----- Data shown -----

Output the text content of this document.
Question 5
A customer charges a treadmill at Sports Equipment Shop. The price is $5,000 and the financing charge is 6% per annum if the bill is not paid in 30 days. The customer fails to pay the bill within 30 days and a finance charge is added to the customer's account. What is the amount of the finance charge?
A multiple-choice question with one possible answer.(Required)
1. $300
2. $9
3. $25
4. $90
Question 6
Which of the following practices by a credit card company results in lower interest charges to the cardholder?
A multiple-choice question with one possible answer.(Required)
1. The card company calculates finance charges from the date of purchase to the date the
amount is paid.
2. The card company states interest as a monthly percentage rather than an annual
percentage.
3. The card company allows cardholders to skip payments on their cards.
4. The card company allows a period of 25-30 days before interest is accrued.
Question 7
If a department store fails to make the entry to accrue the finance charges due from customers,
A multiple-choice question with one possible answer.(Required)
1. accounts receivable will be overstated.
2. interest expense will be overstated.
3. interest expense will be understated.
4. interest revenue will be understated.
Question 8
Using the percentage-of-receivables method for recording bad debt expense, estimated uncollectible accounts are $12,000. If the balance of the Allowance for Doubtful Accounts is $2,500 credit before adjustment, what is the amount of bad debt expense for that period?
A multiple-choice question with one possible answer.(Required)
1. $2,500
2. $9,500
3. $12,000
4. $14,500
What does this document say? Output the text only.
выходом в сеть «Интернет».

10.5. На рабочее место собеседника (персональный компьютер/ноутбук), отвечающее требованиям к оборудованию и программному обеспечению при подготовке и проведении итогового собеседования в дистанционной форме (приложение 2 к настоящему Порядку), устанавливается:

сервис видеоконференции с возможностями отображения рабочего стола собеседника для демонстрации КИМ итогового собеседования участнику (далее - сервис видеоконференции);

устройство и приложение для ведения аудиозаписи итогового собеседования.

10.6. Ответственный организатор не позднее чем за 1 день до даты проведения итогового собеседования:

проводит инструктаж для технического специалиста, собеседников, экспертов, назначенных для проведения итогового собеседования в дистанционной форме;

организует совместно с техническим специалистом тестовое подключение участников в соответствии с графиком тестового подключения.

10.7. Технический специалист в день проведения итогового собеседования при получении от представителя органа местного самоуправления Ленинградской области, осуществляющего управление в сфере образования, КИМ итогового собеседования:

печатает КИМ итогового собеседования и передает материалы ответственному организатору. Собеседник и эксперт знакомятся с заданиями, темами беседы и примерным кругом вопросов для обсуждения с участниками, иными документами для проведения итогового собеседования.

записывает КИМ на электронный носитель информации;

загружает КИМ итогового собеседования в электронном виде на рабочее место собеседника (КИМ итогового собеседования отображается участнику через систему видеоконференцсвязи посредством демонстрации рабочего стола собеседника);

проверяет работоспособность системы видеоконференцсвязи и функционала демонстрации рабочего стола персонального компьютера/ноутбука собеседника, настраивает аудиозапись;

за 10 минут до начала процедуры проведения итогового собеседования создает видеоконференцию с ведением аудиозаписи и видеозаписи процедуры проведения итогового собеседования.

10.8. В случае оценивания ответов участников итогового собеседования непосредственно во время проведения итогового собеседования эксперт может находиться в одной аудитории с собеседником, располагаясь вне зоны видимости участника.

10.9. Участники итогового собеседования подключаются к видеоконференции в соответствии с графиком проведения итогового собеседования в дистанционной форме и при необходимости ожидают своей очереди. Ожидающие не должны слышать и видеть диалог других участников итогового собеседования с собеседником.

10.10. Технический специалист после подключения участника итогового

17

-----

What is being asked: Take the records above and return them exactly as written.

Task result:
Output the text content of this document.
Question 5
A customer charges a treadmill at Sports Equipment Shop. The price is $5,000 and the financing charge is 6% per annum if the bill is not paid in 30 days. The customer fails to pay the bill within 30 days and a finance charge is added to the customer's account. What is the amount of the finance charge?
A multiple-choice question with one possible answer.(Required)
1. $300
2. $9
3. $25
4. $90
Question 6
Which of the following practices by a credit card company results in lower interest charges to the cardholder?
A multiple-choice question with one possible answer.(Required)
1. The card company calculates finance charges from the date of purchase to the date the
amount is paid.
2. The card company states interest as a monthly percentage rather than an annual
percentage.
3. The card company allows cardholders to skip payments on their cards.
4. The card company allows a period of 25-30 days before interest is accrued.
Question 7
If a department store fails to make the entry to accrue the finance charges due from customers,
A multiple-choice question with one possible answer.(Required)
1. accounts receivable will be overstated.
2. interest expense will be overstated.
3. interest expense will be understated.
4. interest revenue will be understated.
Question 8
Using the percentage-of-receivables method for recording bad debt expense, estimated uncollectible accounts are $12,000. If the balance of the Allowance for Doubtful Accounts is $2,500 credit before adjustment, what is the amount of bad debt expense for that period?
A multiple-choice question with one possible answer.(Required)
1. $2,500
2. $9,500
3. $12,000
4. $14,500
What does this document say? Output the text only.
выходом в сеть «Интернет».

10.5. На рабочее место собеседника (персональный компьютер/ноутбук), отвечающее требованиям к оборудованию и программному обеспечению при подготовке и проведении итогового собеседования в дистанционной форме (приложение 2 к настоящему Порядку), устанавливается:

сервис видеоконференции с возможностями отображения рабочего стола собеседника для демонстрации КИМ итогового собеседования участнику (далее - сервис видеоконференции);

устройство и приложение для ведения аудиозаписи итогового собеседования.

10.6. Ответственный организатор не позднее чем за 1 день до даты проведения итогового собеседования:

проводит инструктаж для технического специалиста, собеседников, экспертов, назначенных для проведения итогового собеседования в дистанционной форме;

организует совместно с техническим специалистом тестовое подключение участников в соответствии с графиком тестового подключения.

10.7. Технический специалист в день проведения итогового собеседования при получении от представителя органа местного самоуправления Ленинградской области, осуществляющего управление в сфере образования, КИМ итогового собеседования:

печатает КИМ итогового собеседования и передает материалы ответственному организатору. Собеседник и эксперт знакомятся с заданиями, темами беседы и примерным кругом вопросов для обсуждения с участниками, иными документами для проведения итогового собеседования.

записывает КИМ на электронный носитель информации;

загружает КИМ итогового собеседования в электронном виде на рабочее место собеседника (КИМ итогового собеседования отображается участнику через систему видеоконференцсвязи посредством демонстрации рабочего стола собеседника);

проверяет работоспособность системы видеоконференцсвязи и функционала демонстрации рабочего стола персонального компьютера/ноутбука собеседника, настраивает аудиозапись;

за 10 минут до начала процедуры проведения итогового собеседования создает видеоконференцию с ведением аудиозаписи и видеозаписи процедуры проведения итогового собеседования.

10.8. В случае оценивания ответов участников итогового собеседования непосредственно во время проведения итогового собеседования эксперт может находиться в одной аудитории с собеседником, располагаясь вне зоны видимости участника.

10.9. Участники итогового собеседования подключаются к видеоконференции в соответствии с графиком проведения итогового собеседования в дистанционной форме и при необходимости ожидают своей очереди. Ожидающие не должны слышать и видеть диалог других участников итогового собеседования с собеседником.

10.10. Технический специалист после подключения участника итогового

17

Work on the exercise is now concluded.